[Records from a data source]

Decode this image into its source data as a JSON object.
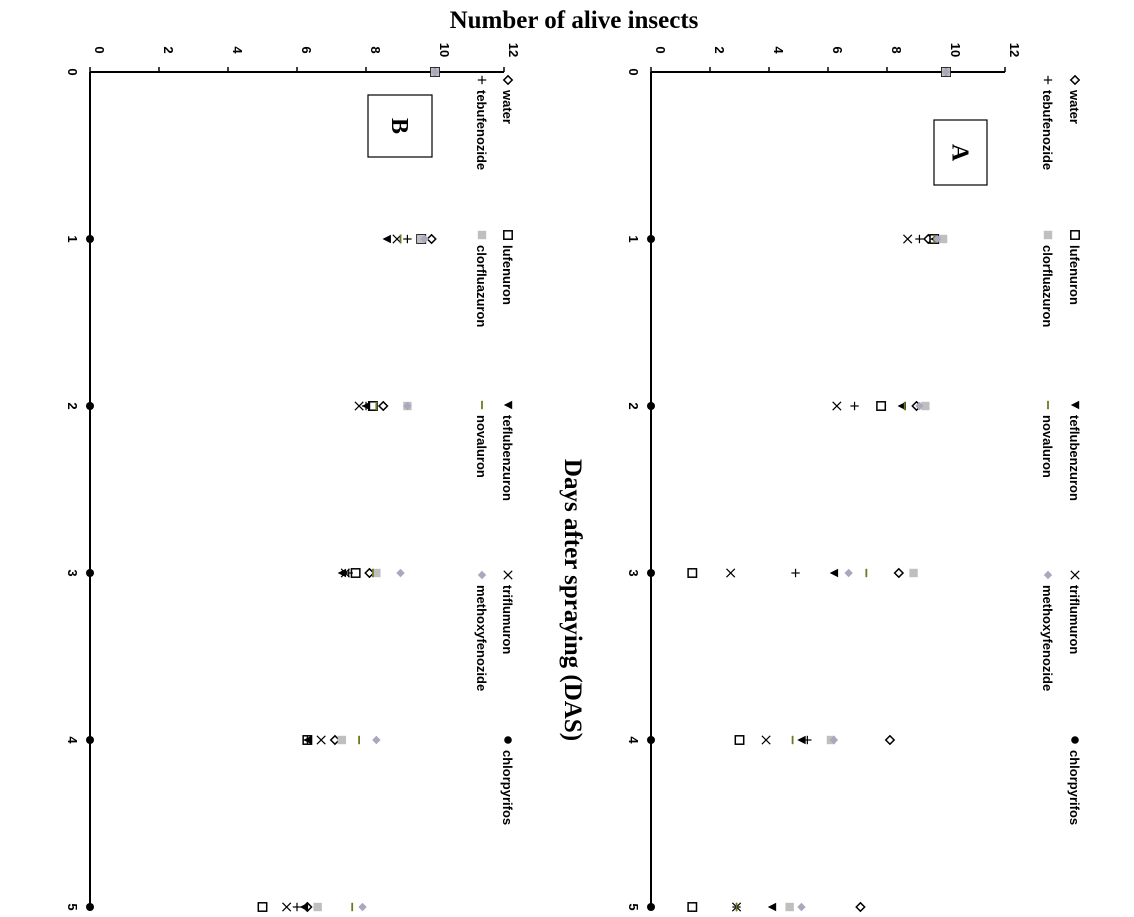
{
  "chart_data": {
    "type": "scatter",
    "orientation": "rotated-90-clockwise",
    "y_title": "Number of alive insects",
    "x_title": "Days after spraying (DAS)",
    "x_ticks": [
      "0",
      "1",
      "2",
      "3",
      "4",
      "5"
    ],
    "y_ticks": [
      "0",
      "2",
      "4",
      "6",
      "8",
      "10",
      "12"
    ],
    "xlim": [
      0,
      5
    ],
    "ylim": [
      0,
      12
    ],
    "grid": false,
    "legend": {
      "placement": "top",
      "entries": [
        {
          "symbol": "◇",
          "label": "water"
        },
        {
          "symbol": "□",
          "label": "lufenuron"
        },
        {
          "symbol": "▲",
          "label": "teflubenzuron"
        },
        {
          "symbol": "×",
          "label": "triflumuron"
        },
        {
          "symbol": "●",
          "label": "chlorpyrifos"
        },
        {
          "symbol": "+",
          "label": "tebufenozide"
        },
        {
          "symbol": "■",
          "label": "clorfluazuron"
        },
        {
          "symbol": "–",
          "label": "novaluron"
        },
        {
          "symbol": "◆",
          "label": "methoxyfenozide"
        }
      ]
    },
    "panels": [
      {
        "label": "A",
        "x": [
          0,
          1,
          2,
          3,
          4,
          5
        ],
        "series": [
          {
            "name": "water",
            "marker": "diamond-open",
            "color": "#000000",
            "values": [
              10,
              9.4,
              9.0,
              8.4,
              8.1,
              7.1
            ]
          },
          {
            "name": "lufenuron",
            "marker": "square-open",
            "color": "#000000",
            "values": [
              10,
              9.6,
              7.8,
              1.4,
              3.0,
              1.4
            ]
          },
          {
            "name": "teflubenzuron",
            "marker": "triangle",
            "color": "#000000",
            "values": [
              10,
              9.6,
              8.5,
              6.2,
              5.1,
              4.1
            ]
          },
          {
            "name": "triflumuron",
            "marker": "cross-x",
            "color": "#000000",
            "values": [
              10,
              8.7,
              6.3,
              2.7,
              3.9,
              2.9
            ]
          },
          {
            "name": "chlorpyrifos",
            "marker": "circle",
            "color": "#000000",
            "values": [
              null,
              null,
              null,
              null,
              null,
              null
            ]
          },
          {
            "name": "tebufenozide",
            "marker": "plus",
            "color": "#000000",
            "values": [
              10,
              9.1,
              6.9,
              4.9,
              5.3,
              2.9
            ]
          },
          {
            "name": "clorfluazuron",
            "marker": "square-filled",
            "color": "#bfbfbf",
            "values": [
              10,
              9.9,
              9.3,
              8.9,
              6.1,
              4.7
            ]
          },
          {
            "name": "novaluron",
            "marker": "dash",
            "color": "#6b7a22",
            "values": [
              10,
              9.6,
              8.6,
              7.3,
              4.8,
              2.9
            ]
          },
          {
            "name": "methoxyfenozide",
            "marker": "diamond-filled",
            "color": "#a8a8bf",
            "values": [
              10,
              9.7,
              9.1,
              6.7,
              6.2,
              5.1
            ]
          }
        ]
      },
      {
        "label": "B",
        "x": [
          0,
          1,
          2,
          3,
          4,
          5
        ],
        "series": [
          {
            "name": "water",
            "marker": "diamond-open",
            "color": "#000000",
            "values": [
              10,
              9.9,
              8.5,
              8.1,
              7.1,
              6.3
            ]
          },
          {
            "name": "lufenuron",
            "marker": "square-open",
            "color": "#000000",
            "values": [
              10,
              9.6,
              8.2,
              7.7,
              6.3,
              5.0
            ]
          },
          {
            "name": "teflubenzuron",
            "marker": "triangle",
            "color": "#000000",
            "values": [
              10,
              8.6,
              8.0,
              7.3,
              6.3,
              6.2
            ]
          },
          {
            "name": "triflumuron",
            "marker": "cross-x",
            "color": "#000000",
            "values": [
              10,
              8.9,
              7.8,
              7.4,
              6.7,
              5.7
            ]
          },
          {
            "name": "chlorpyrifos",
            "marker": "circle",
            "color": "#000000",
            "values": [
              null,
              null,
              null,
              null,
              null,
              null
            ]
          },
          {
            "name": "tebufenozide",
            "marker": "plus",
            "color": "#000000",
            "values": [
              10,
              9.2,
              8.0,
              7.5,
              6.3,
              6.0
            ]
          },
          {
            "name": "clorfluazuron",
            "marker": "square-filled",
            "color": "#bfbfbf",
            "values": [
              10,
              9.6,
              9.2,
              8.3,
              7.3,
              6.6
            ]
          },
          {
            "name": "novaluron",
            "marker": "dash",
            "color": "#6b7a22",
            "values": [
              10,
              9.0,
              8.3,
              8.2,
              7.8,
              7.6
            ]
          },
          {
            "name": "methoxyfenozide",
            "marker": "diamond-filled",
            "color": "#a8a8bf",
            "values": [
              10,
              9.7,
              9.2,
              9.0,
              8.3,
              7.9
            ]
          }
        ]
      }
    ]
  }
}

- SHORT TASK
Are you able to set down all the lines above exactly, without any pictures?

- SOLVED PROBLEM
Decode this image into its source data as a JSON object.
{
  "chart_data": {
    "type": "scatter",
    "orientation": "rotated-90-clockwise",
    "y_title": "Number of alive insects",
    "x_title": "Days after spraying (DAS)",
    "x_ticks": [
      "0",
      "1",
      "2",
      "3",
      "4",
      "5"
    ],
    "y_ticks": [
      "0",
      "2",
      "4",
      "6",
      "8",
      "10",
      "12"
    ],
    "xlim": [
      0,
      5
    ],
    "ylim": [
      0,
      12
    ],
    "grid": false,
    "legend": {
      "placement": "top",
      "entries": [
        {
          "symbol": "◇",
          "label": "water"
        },
        {
          "symbol": "□",
          "label": "lufenuron"
        },
        {
          "symbol": "▲",
          "label": "teflubenzuron"
        },
        {
          "symbol": "×",
          "label": "triflumuron"
        },
        {
          "symbol": "●",
          "label": "chlorpyrifos"
        },
        {
          "symbol": "+",
          "label": "tebufenozide"
        },
        {
          "symbol": "■",
          "label": "clorfluazuron"
        },
        {
          "symbol": "–",
          "label": "novaluron"
        },
        {
          "symbol": "◆",
          "label": "methoxyfenozide"
        }
      ]
    },
    "panels": [
      {
        "label": "A",
        "x": [
          0,
          1,
          2,
          3,
          4,
          5
        ],
        "series": [
          {
            "name": "water",
            "marker": "diamond-open",
            "color": "#000000",
            "values": [
              10,
              9.4,
              9.0,
              8.4,
              8.1,
              7.1
            ]
          },
          {
            "name": "lufenuron",
            "marker": "square-open",
            "color": "#000000",
            "values": [
              10,
              9.6,
              7.8,
              1.4,
              3.0,
              1.4
            ]
          },
          {
            "name": "teflubenzuron",
            "marker": "triangle",
            "color": "#000000",
            "values": [
              10,
              9.6,
              8.5,
              6.2,
              5.1,
              4.1
            ]
          },
          {
            "name": "triflumuron",
            "marker": "cross-x",
            "color": "#000000",
            "values": [
              10,
              8.7,
              6.3,
              2.7,
              3.9,
              2.9
            ]
          },
          {
            "name": "chlorpyrifos",
            "marker": "circle",
            "color": "#000000",
            "values": [
              null,
              null,
              null,
              null,
              null,
              null
            ]
          },
          {
            "name": "tebufenozide",
            "marker": "plus",
            "color": "#000000",
            "values": [
              10,
              9.1,
              6.9,
              4.9,
              5.3,
              2.9
            ]
          },
          {
            "name": "clorfluazuron",
            "marker": "square-filled",
            "color": "#bfbfbf",
            "values": [
              10,
              9.9,
              9.3,
              8.9,
              6.1,
              4.7
            ]
          },
          {
            "name": "novaluron",
            "marker": "dash",
            "color": "#6b7a22",
            "values": [
              10,
              9.6,
              8.6,
              7.3,
              4.8,
              2.9
            ]
          },
          {
            "name": "methoxyfenozide",
            "marker": "diamond-filled",
            "color": "#a8a8bf",
            "values": [
              10,
              9.7,
              9.1,
              6.7,
              6.2,
              5.1
            ]
          }
        ]
      },
      {
        "label": "B",
        "x": [
          0,
          1,
          2,
          3,
          4,
          5
        ],
        "series": [
          {
            "name": "water",
            "marker": "diamond-open",
            "color": "#000000",
            "values": [
              10,
              9.9,
              8.5,
              8.1,
              7.1,
              6.3
            ]
          },
          {
            "name": "lufenuron",
            "marker": "square-open",
            "color": "#000000",
            "values": [
              10,
              9.6,
              8.2,
              7.7,
              6.3,
              5.0
            ]
          },
          {
            "name": "teflubenzuron",
            "marker": "triangle",
            "color": "#000000",
            "values": [
              10,
              8.6,
              8.0,
              7.3,
              6.3,
              6.2
            ]
          },
          {
            "name": "triflumuron",
            "marker": "cross-x",
            "color": "#000000",
            "values": [
              10,
              8.9,
              7.8,
              7.4,
              6.7,
              5.7
            ]
          },
          {
            "name": "chlorpyrifos",
            "marker": "circle",
            "color": "#000000",
            "values": [
              null,
              null,
              null,
              null,
              null,
              null
            ]
          },
          {
            "name": "tebufenozide",
            "marker": "plus",
            "color": "#000000",
            "values": [
              10,
              9.2,
              8.0,
              7.5,
              6.3,
              6.0
            ]
          },
          {
            "name": "clorfluazuron",
            "marker": "square-filled",
            "color": "#bfbfbf",
            "values": [
              10,
              9.6,
              9.2,
              8.3,
              7.3,
              6.6
            ]
          },
          {
            "name": "novaluron",
            "marker": "dash",
            "color": "#6b7a22",
            "values": [
              10,
              9.0,
              8.3,
              8.2,
              7.8,
              7.6
            ]
          },
          {
            "name": "methoxyfenozide",
            "marker": "diamond-filled",
            "color": "#a8a8bf",
            "values": [
              10,
              9.7,
              9.2,
              9.0,
              8.3,
              7.9
            ]
          }
        ]
      }
    ]
  }
}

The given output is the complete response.